EXERCISE DIRECTIONS = Copy, from the entries below, each line in which the string "title" appears.

Dataset listings of figures =
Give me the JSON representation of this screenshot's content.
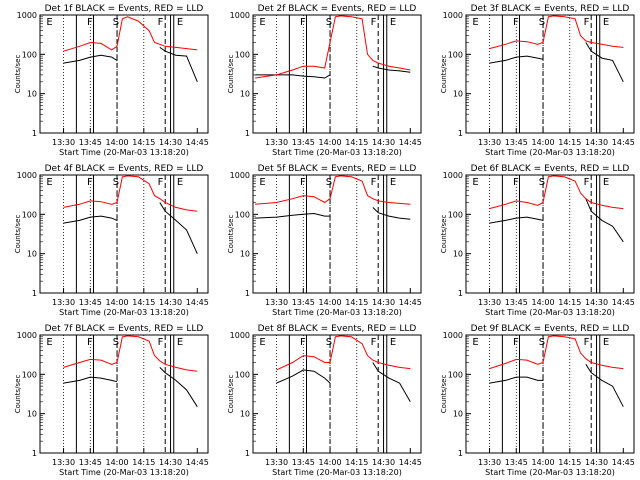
{
  "chart_data": [
    {
      "type": "line",
      "title": "Det 1f BLACK = Events, RED = LLD",
      "xlabel": "Start Time (20-Mar-03 13:18:20)",
      "ylabel": "Counts/sec",
      "yscale": "log",
      "ylim": [
        1,
        1000
      ],
      "ytick_labels": [
        "1",
        "10",
        "100",
        "1000"
      ],
      "xtick_labels": [
        "13:30",
        "13:45",
        "14:00",
        "14:15",
        "14:30",
        "14:45"
      ],
      "markers": [
        "E",
        "F",
        "S",
        "F",
        "E"
      ],
      "x": [
        13.3,
        13.5,
        13.65,
        13.75,
        13.85,
        13.95,
        14.0,
        14.05,
        14.1,
        14.2,
        14.3,
        14.35,
        14.4,
        14.45,
        14.55,
        14.65,
        14.75
      ],
      "series": [
        {
          "name": "BLACK = Events",
          "color": "#000000",
          "values": [
            null,
            60,
            70,
            85,
            95,
            85,
            70,
            null,
            null,
            null,
            null,
            null,
            150,
            120,
            95,
            90,
            20
          ]
        },
        {
          "name": "RED = LLD",
          "color": "#ff0000",
          "values": [
            null,
            120,
            160,
            200,
            190,
            130,
            160,
            800,
            900,
            700,
            400,
            200,
            180,
            160,
            150,
            140,
            130
          ]
        }
      ]
    },
    {
      "type": "line",
      "title": "Det 2f BLACK = Events, RED = LLD",
      "xlabel": "Start Time (20-Mar-03 13:18:20)",
      "ylabel": "Counts/sec",
      "yscale": "log",
      "ylim": [
        1,
        1000
      ],
      "ytick_labels": [
        "1",
        "10",
        "100",
        "1000"
      ],
      "xtick_labels": [
        "13:30",
        "13:45",
        "14:00",
        "14:15",
        "14:30",
        "14:45"
      ],
      "markers": [
        "E",
        "F",
        "S",
        "F",
        "E"
      ],
      "x": [
        13.3,
        13.5,
        13.65,
        13.75,
        13.85,
        13.95,
        14.0,
        14.05,
        14.1,
        14.2,
        14.3,
        14.35,
        14.4,
        14.45,
        14.55,
        14.65,
        14.75
      ],
      "series": [
        {
          "name": "BLACK = Events",
          "color": "#000000",
          "values": [
            30,
            30,
            30,
            28,
            27,
            25,
            30,
            null,
            null,
            null,
            null,
            null,
            50,
            45,
            40,
            38,
            35
          ]
        },
        {
          "name": "RED = LLD",
          "color": "#ff0000",
          "values": [
            25,
            30,
            40,
            50,
            50,
            45,
            200,
            900,
            950,
            900,
            800,
            100,
            70,
            60,
            50,
            45,
            40
          ]
        }
      ]
    },
    {
      "type": "line",
      "title": "Det 3f BLACK = Events, RED = LLD",
      "xlabel": "Start Time (20-Mar-03 13:18:20)",
      "ylabel": "Counts/sec",
      "yscale": "log",
      "ylim": [
        1,
        1000
      ],
      "ytick_labels": [
        "1",
        "10",
        "100",
        "1000"
      ],
      "xtick_labels": [
        "13:30",
        "13:45",
        "14:00",
        "14:15",
        "14:30",
        "14:45"
      ],
      "markers": [
        "E",
        "F",
        "S",
        "F",
        "E"
      ],
      "x": [
        13.3,
        13.5,
        13.65,
        13.75,
        13.85,
        13.95,
        14.0,
        14.05,
        14.1,
        14.2,
        14.3,
        14.35,
        14.4,
        14.45,
        14.55,
        14.65,
        14.75
      ],
      "series": [
        {
          "name": "BLACK = Events",
          "color": "#000000",
          "values": [
            null,
            60,
            70,
            85,
            90,
            80,
            75,
            null,
            null,
            null,
            null,
            null,
            200,
            120,
            80,
            70,
            20
          ]
        },
        {
          "name": "RED = LLD",
          "color": "#ff0000",
          "values": [
            null,
            140,
            180,
            220,
            210,
            180,
            200,
            900,
            950,
            900,
            800,
            300,
            220,
            200,
            180,
            160,
            150
          ]
        }
      ]
    },
    {
      "type": "line",
      "title": "Det 4f BLACK = Events, RED = LLD",
      "xlabel": "Start Time (20-Mar-03 13:18:20)",
      "ylabel": "Counts/sec",
      "yscale": "log",
      "ylim": [
        1,
        1000
      ],
      "ytick_labels": [
        "1",
        "10",
        "100",
        "1000"
      ],
      "xtick_labels": [
        "13:30",
        "13:45",
        "14:00",
        "14:15",
        "14:30",
        "14:45"
      ],
      "markers": [
        "E",
        "F",
        "S",
        "F",
        "E"
      ],
      "x": [
        13.3,
        13.5,
        13.65,
        13.75,
        13.85,
        13.95,
        14.0,
        14.05,
        14.1,
        14.2,
        14.3,
        14.35,
        14.4,
        14.45,
        14.55,
        14.65,
        14.75
      ],
      "series": [
        {
          "name": "BLACK = Events",
          "color": "#000000",
          "values": [
            null,
            60,
            70,
            85,
            90,
            80,
            70,
            null,
            null,
            null,
            null,
            null,
            200,
            120,
            70,
            40,
            10
          ]
        },
        {
          "name": "RED = LLD",
          "color": "#ff0000",
          "values": [
            null,
            150,
            180,
            220,
            210,
            180,
            200,
            900,
            950,
            900,
            600,
            300,
            250,
            200,
            150,
            130,
            120
          ]
        }
      ]
    },
    {
      "type": "line",
      "title": "Det 5f BLACK = Events, RED = LLD",
      "xlabel": "Start Time (20-Mar-03 13:18:20)",
      "ylabel": "Counts/sec",
      "yscale": "log",
      "ylim": [
        1,
        1000
      ],
      "ytick_labels": [
        "1",
        "10",
        "100",
        "1000"
      ],
      "xtick_labels": [
        "13:30",
        "13:45",
        "14:00",
        "14:15",
        "14:30",
        "14:45"
      ],
      "markers": [
        "E",
        "F",
        "S",
        "F",
        "E"
      ],
      "x": [
        13.3,
        13.5,
        13.65,
        13.75,
        13.85,
        13.95,
        14.0,
        14.05,
        14.1,
        14.2,
        14.3,
        14.35,
        14.4,
        14.45,
        14.55,
        14.65,
        14.75
      ],
      "series": [
        {
          "name": "BLACK = Events",
          "color": "#000000",
          "values": [
            80,
            85,
            95,
            100,
            105,
            90,
            90,
            null,
            null,
            null,
            null,
            null,
            150,
            110,
            90,
            80,
            75
          ]
        },
        {
          "name": "RED = LLD",
          "color": "#ff0000",
          "values": [
            180,
            200,
            250,
            300,
            280,
            200,
            250,
            900,
            950,
            900,
            700,
            300,
            250,
            220,
            200,
            190,
            180
          ]
        }
      ]
    },
    {
      "type": "line",
      "title": "Det 6f BLACK = Events, RED = LLD",
      "xlabel": "Start Time (20-Mar-03 13:18:20)",
      "ylabel": "Counts/sec",
      "yscale": "log",
      "ylim": [
        1,
        1000
      ],
      "ytick_labels": [
        "1",
        "10",
        "100",
        "1000"
      ],
      "xtick_labels": [
        "13:30",
        "13:45",
        "14:00",
        "14:15",
        "14:30",
        "14:45"
      ],
      "markers": [
        "E",
        "F",
        "S",
        "F",
        "E"
      ],
      "x": [
        13.3,
        13.5,
        13.65,
        13.75,
        13.85,
        13.95,
        14.0,
        14.05,
        14.1,
        14.2,
        14.3,
        14.35,
        14.4,
        14.45,
        14.55,
        14.65,
        14.75
      ],
      "series": [
        {
          "name": "BLACK = Events",
          "color": "#000000",
          "values": [
            null,
            60,
            70,
            80,
            85,
            75,
            70,
            null,
            null,
            null,
            null,
            null,
            250,
            120,
            70,
            50,
            20
          ]
        },
        {
          "name": "RED = LLD",
          "color": "#ff0000",
          "values": [
            null,
            140,
            180,
            220,
            200,
            170,
            200,
            900,
            950,
            900,
            700,
            350,
            250,
            200,
            170,
            150,
            140
          ]
        }
      ]
    },
    {
      "type": "line",
      "title": "Det 7f BLACK = Events, RED = LLD",
      "xlabel": "Start Time (20-Mar-03 13:18:20)",
      "ylabel": "Counts/sec",
      "yscale": "log",
      "ylim": [
        1,
        1000
      ],
      "ytick_labels": [
        "1",
        "10",
        "100",
        "1000"
      ],
      "xtick_labels": [
        "13:30",
        "13:45",
        "14:00",
        "14:15",
        "14:30",
        "14:45"
      ],
      "markers": [
        "E",
        "F",
        "S",
        "F",
        "E"
      ],
      "x": [
        13.3,
        13.5,
        13.65,
        13.75,
        13.85,
        13.95,
        14.0,
        14.05,
        14.1,
        14.2,
        14.3,
        14.35,
        14.4,
        14.45,
        14.55,
        14.65,
        14.75
      ],
      "series": [
        {
          "name": "BLACK = Events",
          "color": "#000000",
          "values": [
            null,
            60,
            70,
            85,
            80,
            70,
            65,
            null,
            null,
            null,
            null,
            null,
            150,
            110,
            70,
            40,
            15
          ]
        },
        {
          "name": "RED = LLD",
          "color": "#ff0000",
          "values": [
            null,
            150,
            200,
            240,
            230,
            180,
            200,
            900,
            950,
            900,
            700,
            300,
            220,
            180,
            150,
            130,
            120
          ]
        }
      ]
    },
    {
      "type": "line",
      "title": "Det 8f BLACK = Events, RED = LLD",
      "xlabel": "Start Time (20-Mar-03 13:18:20)",
      "ylabel": "Counts/sec",
      "yscale": "log",
      "ylim": [
        1,
        1000
      ],
      "ytick_labels": [
        "1",
        "10",
        "100",
        "1000"
      ],
      "xtick_labels": [
        "13:30",
        "13:45",
        "14:00",
        "14:15",
        "14:30",
        "14:45"
      ],
      "markers": [
        "E",
        "F",
        "S",
        "F",
        "E"
      ],
      "x": [
        13.3,
        13.5,
        13.65,
        13.75,
        13.85,
        13.95,
        14.0,
        14.05,
        14.1,
        14.2,
        14.3,
        14.35,
        14.4,
        14.45,
        14.55,
        14.65,
        14.75
      ],
      "series": [
        {
          "name": "BLACK = Events",
          "color": "#000000",
          "values": [
            null,
            60,
            90,
            130,
            120,
            80,
            60,
            null,
            null,
            null,
            null,
            null,
            200,
            120,
            80,
            60,
            20
          ]
        },
        {
          "name": "RED = LLD",
          "color": "#ff0000",
          "values": [
            null,
            130,
            200,
            300,
            280,
            200,
            200,
            900,
            950,
            900,
            600,
            300,
            230,
            200,
            170,
            150,
            140
          ]
        }
      ]
    },
    {
      "type": "line",
      "title": "Det 9f BLACK = Events, RED = LLD",
      "xlabel": "Start Time (20-Mar-03 13:18:20)",
      "ylabel": "Counts/sec",
      "yscale": "log",
      "ylim": [
        1,
        1000
      ],
      "ytick_labels": [
        "1",
        "10",
        "100",
        "1000"
      ],
      "xtick_labels": [
        "13:30",
        "13:45",
        "14:00",
        "14:15",
        "14:30",
        "14:45"
      ],
      "markers": [
        "E",
        "F",
        "S",
        "F",
        "E"
      ],
      "x": [
        13.3,
        13.5,
        13.65,
        13.75,
        13.85,
        13.95,
        14.0,
        14.05,
        14.1,
        14.2,
        14.3,
        14.35,
        14.4,
        14.45,
        14.55,
        14.65,
        14.75
      ],
      "series": [
        {
          "name": "BLACK = Events",
          "color": "#000000",
          "values": [
            null,
            60,
            70,
            85,
            85,
            70,
            70,
            null,
            null,
            null,
            null,
            null,
            180,
            110,
            70,
            50,
            15
          ]
        },
        {
          "name": "RED = LLD",
          "color": "#ff0000",
          "values": [
            null,
            140,
            190,
            240,
            230,
            180,
            200,
            900,
            950,
            900,
            800,
            350,
            250,
            200,
            170,
            150,
            140
          ]
        }
      ]
    }
  ]
}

TASK OUTPUT =
      "title": "Det 1f BLACK = Events, RED = LLD",
      "title": "Det 2f BLACK = Events, RED = LLD",
      "title": "Det 3f BLACK = Events, RED = LLD",
      "title": "Det 4f BLACK = Events, RED = LLD",
      "title": "Det 5f BLACK = Events, RED = LLD",
      "title": "Det 6f BLACK = Events, RED = LLD",
      "title": "Det 7f BLACK = Events, RED = LLD",
      "title": "Det 8f BLACK = Events, RED = LLD",
      "title": "Det 9f BLACK = Events, RED = LLD",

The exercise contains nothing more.